> _Problem requirements_:
Every record here needs to be written out again exactly.

[Stored data]
╭──
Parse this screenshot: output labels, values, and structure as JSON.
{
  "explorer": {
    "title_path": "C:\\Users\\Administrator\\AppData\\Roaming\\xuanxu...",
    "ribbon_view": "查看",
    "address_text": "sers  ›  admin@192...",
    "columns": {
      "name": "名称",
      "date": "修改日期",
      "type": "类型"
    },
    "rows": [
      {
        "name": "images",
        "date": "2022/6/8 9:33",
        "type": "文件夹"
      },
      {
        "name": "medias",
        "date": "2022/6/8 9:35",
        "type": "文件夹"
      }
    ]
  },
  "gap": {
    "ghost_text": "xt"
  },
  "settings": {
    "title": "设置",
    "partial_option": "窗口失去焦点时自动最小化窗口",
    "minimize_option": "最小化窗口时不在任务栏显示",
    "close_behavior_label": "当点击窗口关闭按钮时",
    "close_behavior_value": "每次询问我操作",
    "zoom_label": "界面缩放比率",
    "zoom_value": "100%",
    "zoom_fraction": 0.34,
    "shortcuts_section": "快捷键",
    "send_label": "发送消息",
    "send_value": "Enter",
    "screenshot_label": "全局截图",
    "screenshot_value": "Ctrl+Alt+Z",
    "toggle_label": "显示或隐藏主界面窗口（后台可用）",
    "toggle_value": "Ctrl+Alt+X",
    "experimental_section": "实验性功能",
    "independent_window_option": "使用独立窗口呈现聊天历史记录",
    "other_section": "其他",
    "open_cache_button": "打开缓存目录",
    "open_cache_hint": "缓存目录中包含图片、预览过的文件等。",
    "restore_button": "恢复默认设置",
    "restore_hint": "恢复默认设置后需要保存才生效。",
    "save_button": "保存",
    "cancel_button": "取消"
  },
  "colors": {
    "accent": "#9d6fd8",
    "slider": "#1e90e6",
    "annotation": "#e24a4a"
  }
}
╰──
> _Complete output_:
Parse this screenshot: output labels, values, and structure as JSON.
{
  "explorer": {
    "title_path": "C:\\Users\\Administrator\\AppData\\Roaming\\xuanxu...",
    "ribbon_view": "查看",
    "address_text": "sers  ›  admin@192...",
    "columns": {
      "name": "名称",
      "date": "修改日期",
      "type": "类型"
    },
    "rows": [
      {
        "name": "images",
        "date": "2022/6/8 9:33",
        "type": "文件夹"
      },
      {
        "name": "medias",
        "date": "2022/6/8 9:35",
        "type": "文件夹"
      }
    ]
  },
  "gap": {
    "ghost_text": "xt"
  },
  "settings": {
    "title": "设置",
    "partial_option": "窗口失去焦点时自动最小化窗口",
    "minimize_option": "最小化窗口时不在任务栏显示",
    "close_behavior_label": "当点击窗口关闭按钮时",
    "close_behavior_value": "每次询问我操作",
    "zoom_label": "界面缩放比率",
    "zoom_value": "100%",
    "zoom_fraction": 0.34,
    "shortcuts_section": "快捷键",
    "send_label": "发送消息",
    "send_value": "Enter",
    "screenshot_label": "全局截图",
    "screenshot_value": "Ctrl+Alt+Z",
    "toggle_label": "显示或隐藏主界面窗口（后台可用）",
    "toggle_value": "Ctrl+Alt+X",
    "experimental_section": "实验性功能",
    "independent_window_option": "使用独立窗口呈现聊天历史记录",
    "other_section": "其他",
    "open_cache_button": "打开缓存目录",
    "open_cache_hint": "缓存目录中包含图片、预览过的文件等。",
    "restore_button": "恢复默认设置",
    "restore_hint": "恢复默认设置后需要保存才生效。",
    "save_button": "保存",
    "cancel_button": "取消"
  },
  "colors": {
    "accent": "#9d6fd8",
    "slider": "#1e90e6",
    "annotation": "#e24a4a"
  }
}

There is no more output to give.